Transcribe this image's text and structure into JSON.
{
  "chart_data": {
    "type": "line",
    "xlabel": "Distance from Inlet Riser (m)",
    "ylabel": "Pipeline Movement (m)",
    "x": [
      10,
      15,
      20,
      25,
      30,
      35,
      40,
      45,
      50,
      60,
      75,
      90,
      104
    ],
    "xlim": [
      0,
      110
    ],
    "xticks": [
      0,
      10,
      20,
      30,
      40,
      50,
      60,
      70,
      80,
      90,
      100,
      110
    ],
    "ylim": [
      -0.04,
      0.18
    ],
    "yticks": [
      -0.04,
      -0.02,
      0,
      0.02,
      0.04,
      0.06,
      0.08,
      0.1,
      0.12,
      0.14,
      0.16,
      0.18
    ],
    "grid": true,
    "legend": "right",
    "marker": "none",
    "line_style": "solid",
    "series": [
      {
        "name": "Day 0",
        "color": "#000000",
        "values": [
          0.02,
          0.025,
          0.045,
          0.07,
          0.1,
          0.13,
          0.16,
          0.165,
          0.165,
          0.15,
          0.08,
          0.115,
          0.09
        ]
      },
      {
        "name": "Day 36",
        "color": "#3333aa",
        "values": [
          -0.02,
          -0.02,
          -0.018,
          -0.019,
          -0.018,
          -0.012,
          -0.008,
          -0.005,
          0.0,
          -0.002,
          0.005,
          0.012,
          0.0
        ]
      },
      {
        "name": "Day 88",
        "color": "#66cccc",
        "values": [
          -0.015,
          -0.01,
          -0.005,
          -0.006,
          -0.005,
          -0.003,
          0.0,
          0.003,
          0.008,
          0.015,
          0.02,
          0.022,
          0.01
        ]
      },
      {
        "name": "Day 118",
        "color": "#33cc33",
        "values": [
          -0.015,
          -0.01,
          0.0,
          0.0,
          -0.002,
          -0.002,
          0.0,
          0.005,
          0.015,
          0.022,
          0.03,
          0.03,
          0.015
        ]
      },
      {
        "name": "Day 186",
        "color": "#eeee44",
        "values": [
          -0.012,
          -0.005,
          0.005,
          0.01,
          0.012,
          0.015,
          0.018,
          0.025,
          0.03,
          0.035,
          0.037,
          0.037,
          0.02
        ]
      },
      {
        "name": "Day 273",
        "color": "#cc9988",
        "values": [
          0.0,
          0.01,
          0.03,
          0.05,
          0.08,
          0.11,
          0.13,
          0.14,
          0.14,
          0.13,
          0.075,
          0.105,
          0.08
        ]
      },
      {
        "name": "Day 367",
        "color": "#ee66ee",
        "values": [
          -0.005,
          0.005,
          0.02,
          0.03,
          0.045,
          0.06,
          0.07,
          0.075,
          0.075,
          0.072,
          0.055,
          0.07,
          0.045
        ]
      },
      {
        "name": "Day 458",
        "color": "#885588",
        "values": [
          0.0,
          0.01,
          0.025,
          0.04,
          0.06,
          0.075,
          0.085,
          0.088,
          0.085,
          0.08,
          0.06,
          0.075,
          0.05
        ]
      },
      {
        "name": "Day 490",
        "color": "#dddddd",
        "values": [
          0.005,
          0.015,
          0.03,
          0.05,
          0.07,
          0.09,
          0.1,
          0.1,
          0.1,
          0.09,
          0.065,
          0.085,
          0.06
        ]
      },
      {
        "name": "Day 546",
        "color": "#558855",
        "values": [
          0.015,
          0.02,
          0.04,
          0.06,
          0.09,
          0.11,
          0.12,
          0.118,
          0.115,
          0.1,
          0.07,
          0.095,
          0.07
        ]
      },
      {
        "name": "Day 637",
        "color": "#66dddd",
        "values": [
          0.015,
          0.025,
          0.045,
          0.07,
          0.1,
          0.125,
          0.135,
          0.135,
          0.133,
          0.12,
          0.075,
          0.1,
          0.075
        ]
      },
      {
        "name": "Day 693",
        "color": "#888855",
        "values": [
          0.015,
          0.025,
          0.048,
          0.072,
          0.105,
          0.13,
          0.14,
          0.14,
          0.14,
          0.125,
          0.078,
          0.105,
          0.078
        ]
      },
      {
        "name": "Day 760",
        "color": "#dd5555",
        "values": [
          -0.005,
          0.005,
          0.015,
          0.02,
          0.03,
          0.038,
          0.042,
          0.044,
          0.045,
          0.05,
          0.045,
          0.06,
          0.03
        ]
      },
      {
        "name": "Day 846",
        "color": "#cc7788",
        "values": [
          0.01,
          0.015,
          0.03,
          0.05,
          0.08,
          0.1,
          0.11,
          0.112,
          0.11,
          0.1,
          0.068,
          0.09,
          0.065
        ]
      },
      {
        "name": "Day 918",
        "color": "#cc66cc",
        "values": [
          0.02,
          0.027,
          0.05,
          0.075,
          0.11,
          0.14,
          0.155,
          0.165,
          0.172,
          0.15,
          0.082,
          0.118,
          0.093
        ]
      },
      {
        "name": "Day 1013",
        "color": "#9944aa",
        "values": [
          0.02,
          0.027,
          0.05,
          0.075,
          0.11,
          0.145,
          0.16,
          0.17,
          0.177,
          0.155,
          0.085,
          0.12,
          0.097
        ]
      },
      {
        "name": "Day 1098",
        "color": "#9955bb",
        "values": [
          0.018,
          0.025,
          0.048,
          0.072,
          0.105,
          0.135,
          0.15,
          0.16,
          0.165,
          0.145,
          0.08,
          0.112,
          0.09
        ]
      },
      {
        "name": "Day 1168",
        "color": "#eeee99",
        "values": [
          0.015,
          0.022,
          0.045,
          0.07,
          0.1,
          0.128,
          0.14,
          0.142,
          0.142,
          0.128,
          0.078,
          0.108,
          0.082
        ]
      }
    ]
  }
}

----------

What you should do - Write out the whole listing again, exactly as it stands.

Output for this exercise -
Transcribe this image's text and structure into JSON.
{
  "chart_data": {
    "type": "line",
    "xlabel": "Distance from Inlet Riser (m)",
    "ylabel": "Pipeline Movement (m)",
    "x": [
      10,
      15,
      20,
      25,
      30,
      35,
      40,
      45,
      50,
      60,
      75,
      90,
      104
    ],
    "xlim": [
      0,
      110
    ],
    "xticks": [
      0,
      10,
      20,
      30,
      40,
      50,
      60,
      70,
      80,
      90,
      100,
      110
    ],
    "ylim": [
      -0.04,
      0.18
    ],
    "yticks": [
      -0.04,
      -0.02,
      0,
      0.02,
      0.04,
      0.06,
      0.08,
      0.1,
      0.12,
      0.14,
      0.16,
      0.18
    ],
    "grid": true,
    "legend": "right",
    "marker": "none",
    "line_style": "solid",
    "series": [
      {
        "name": "Day 0",
        "color": "#000000",
        "values": [
          0.02,
          0.025,
          0.045,
          0.07,
          0.1,
          0.13,
          0.16,
          0.165,
          0.165,
          0.15,
          0.08,
          0.115,
          0.09
        ]
      },
      {
        "name": "Day 36",
        "color": "#3333aa",
        "values": [
          -0.02,
          -0.02,
          -0.018,
          -0.019,
          -0.018,
          -0.012,
          -0.008,
          -0.005,
          0.0,
          -0.002,
          0.005,
          0.012,
          0.0
        ]
      },
      {
        "name": "Day 88",
        "color": "#66cccc",
        "values": [
          -0.015,
          -0.01,
          -0.005,
          -0.006,
          -0.005,
          -0.003,
          0.0,
          0.003,
          0.008,
          0.015,
          0.02,
          0.022,
          0.01
        ]
      },
      {
        "name": "Day 118",
        "color": "#33cc33",
        "values": [
          -0.015,
          -0.01,
          0.0,
          0.0,
          -0.002,
          -0.002,
          0.0,
          0.005,
          0.015,
          0.022,
          0.03,
          0.03,
          0.015
        ]
      },
      {
        "name": "Day 186",
        "color": "#eeee44",
        "values": [
          -0.012,
          -0.005,
          0.005,
          0.01,
          0.012,
          0.015,
          0.018,
          0.025,
          0.03,
          0.035,
          0.037,
          0.037,
          0.02
        ]
      },
      {
        "name": "Day 273",
        "color": "#cc9988",
        "values": [
          0.0,
          0.01,
          0.03,
          0.05,
          0.08,
          0.11,
          0.13,
          0.14,
          0.14,
          0.13,
          0.075,
          0.105,
          0.08
        ]
      },
      {
        "name": "Day 367",
        "color": "#ee66ee",
        "values": [
          -0.005,
          0.005,
          0.02,
          0.03,
          0.045,
          0.06,
          0.07,
          0.075,
          0.075,
          0.072,
          0.055,
          0.07,
          0.045
        ]
      },
      {
        "name": "Day 458",
        "color": "#885588",
        "values": [
          0.0,
          0.01,
          0.025,
          0.04,
          0.06,
          0.075,
          0.085,
          0.088,
          0.085,
          0.08,
          0.06,
          0.075,
          0.05
        ]
      },
      {
        "name": "Day 490",
        "color": "#dddddd",
        "values": [
          0.005,
          0.015,
          0.03,
          0.05,
          0.07,
          0.09,
          0.1,
          0.1,
          0.1,
          0.09,
          0.065,
          0.085,
          0.06
        ]
      },
      {
        "name": "Day 546",
        "color": "#558855",
        "values": [
          0.015,
          0.02,
          0.04,
          0.06,
          0.09,
          0.11,
          0.12,
          0.118,
          0.115,
          0.1,
          0.07,
          0.095,
          0.07
        ]
      },
      {
        "name": "Day 637",
        "color": "#66dddd",
        "values": [
          0.015,
          0.025,
          0.045,
          0.07,
          0.1,
          0.125,
          0.135,
          0.135,
          0.133,
          0.12,
          0.075,
          0.1,
          0.075
        ]
      },
      {
        "name": "Day 693",
        "color": "#888855",
        "values": [
          0.015,
          0.025,
          0.048,
          0.072,
          0.105,
          0.13,
          0.14,
          0.14,
          0.14,
          0.125,
          0.078,
          0.105,
          0.078
        ]
      },
      {
        "name": "Day 760",
        "color": "#dd5555",
        "values": [
          -0.005,
          0.005,
          0.015,
          0.02,
          0.03,
          0.038,
          0.042,
          0.044,
          0.045,
          0.05,
          0.045,
          0.06,
          0.03
        ]
      },
      {
        "name": "Day 846",
        "color": "#cc7788",
        "values": [
          0.01,
          0.015,
          0.03,
          0.05,
          0.08,
          0.1,
          0.11,
          0.112,
          0.11,
          0.1,
          0.068,
          0.09,
          0.065
        ]
      },
      {
        "name": "Day 918",
        "color": "#cc66cc",
        "values": [
          0.02,
          0.027,
          0.05,
          0.075,
          0.11,
          0.14,
          0.155,
          0.165,
          0.172,
          0.15,
          0.082,
          0.118,
          0.093
        ]
      },
      {
        "name": "Day 1013",
        "color": "#9944aa",
        "values": [
          0.02,
          0.027,
          0.05,
          0.075,
          0.11,
          0.145,
          0.16,
          0.17,
          0.177,
          0.155,
          0.085,
          0.12,
          0.097
        ]
      },
      {
        "name": "Day 1098",
        "color": "#9955bb",
        "values": [
          0.018,
          0.025,
          0.048,
          0.072,
          0.105,
          0.135,
          0.15,
          0.16,
          0.165,
          0.145,
          0.08,
          0.112,
          0.09
        ]
      },
      {
        "name": "Day 1168",
        "color": "#eeee99",
        "values": [
          0.015,
          0.022,
          0.045,
          0.07,
          0.1,
          0.128,
          0.14,
          0.142,
          0.142,
          0.128,
          0.078,
          0.108,
          0.082
        ]
      }
    ]
  }
}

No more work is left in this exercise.